Exercise instructions.
Determine the number of lines containing the word "把锅放上去". Reply with it and nothing else.

Record list.
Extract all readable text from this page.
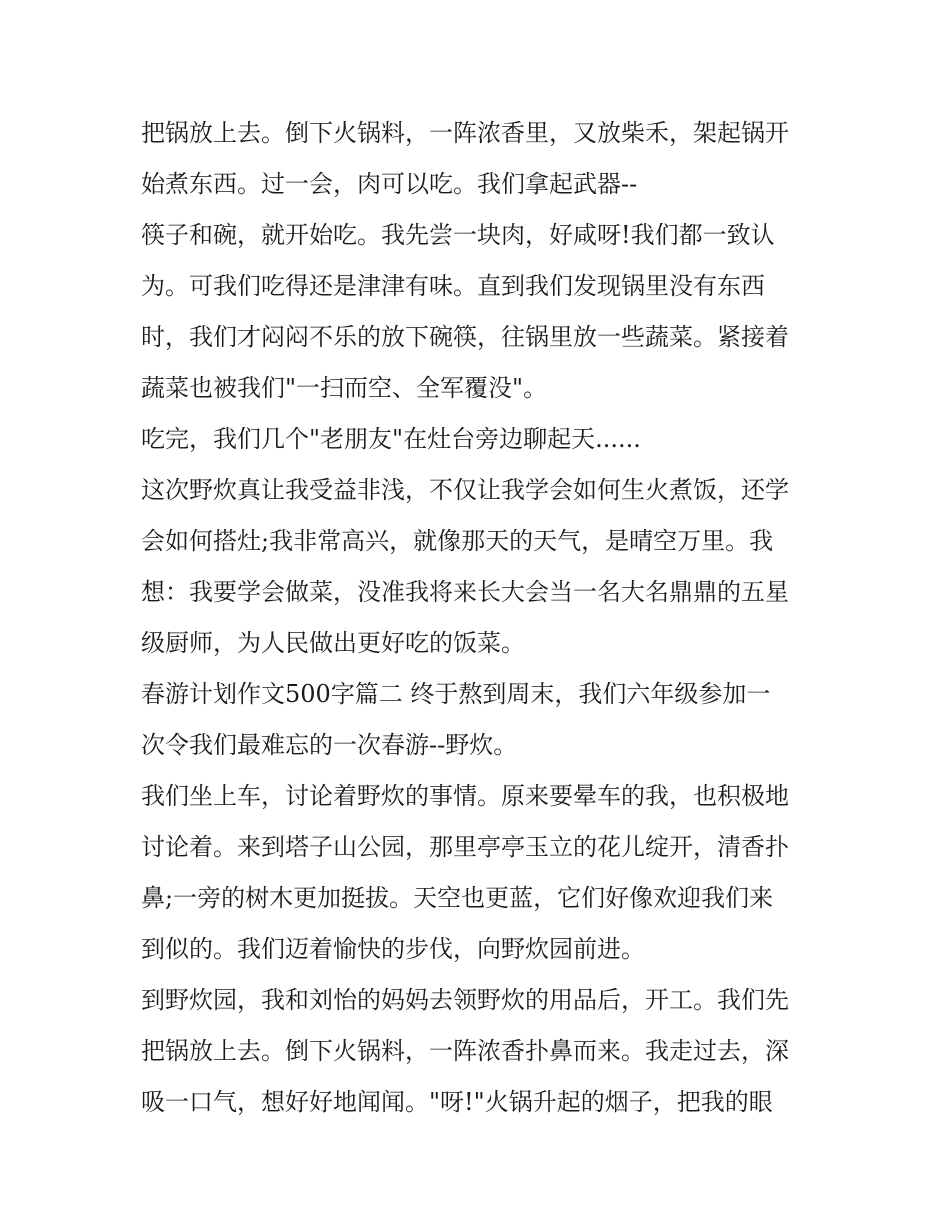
把锅放上去。倒下火锅料，一阵浓香里，又放柴禾，架起锅开
始煮东西。过一会，肉可以吃。我们拿起武器--
筷子和碗，就开始吃。我先尝一块肉，好咸呀!我们都一致认
为。可我们吃得还是津津有味。直到我们发现锅里没有东西
时，我们才闷闷不乐的放下碗筷，往锅里放一些蔬菜。紧接着
蔬菜也被我们"一扫而空、全军覆没"。
吃完，我们几个"老朋友"在灶台旁边聊起天......
这次野炊真让我受益非浅，不仅让我学会如何生火煮饭，还学
会如何搭灶;我非常高兴，就像那天的天气，是晴空万里。我
想：我要学会做菜，没准我将来长大会当一名大名鼎鼎的五星
级厨师，为人民做出更好吃的饭菜。
春游计划作文500字篇二 终于熬到周末，我们六年级参加一
次令我们最难忘的一次春游--野炊。
我们坐上车，讨论着野炊的事情。原来要晕车的我，也积极地
讨论着。来到塔子山公园，那里亭亭玉立的花儿绽开，清香扑
鼻;一旁的树木更加挺拔。天空也更蓝，它们好像欢迎我们来
到似的。我们迈着愉快的步伐，向野炊园前进。
到野炊园，我和刘怡的妈妈去领野炊的用品后，开工。我们先
把锅放上去。倒下火锅料，一阵浓香扑鼻而来。我走过去，深
吸一口气，想好好地闻闻。"呀!"火锅升起的烟子，把我的眼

Response to this task.
2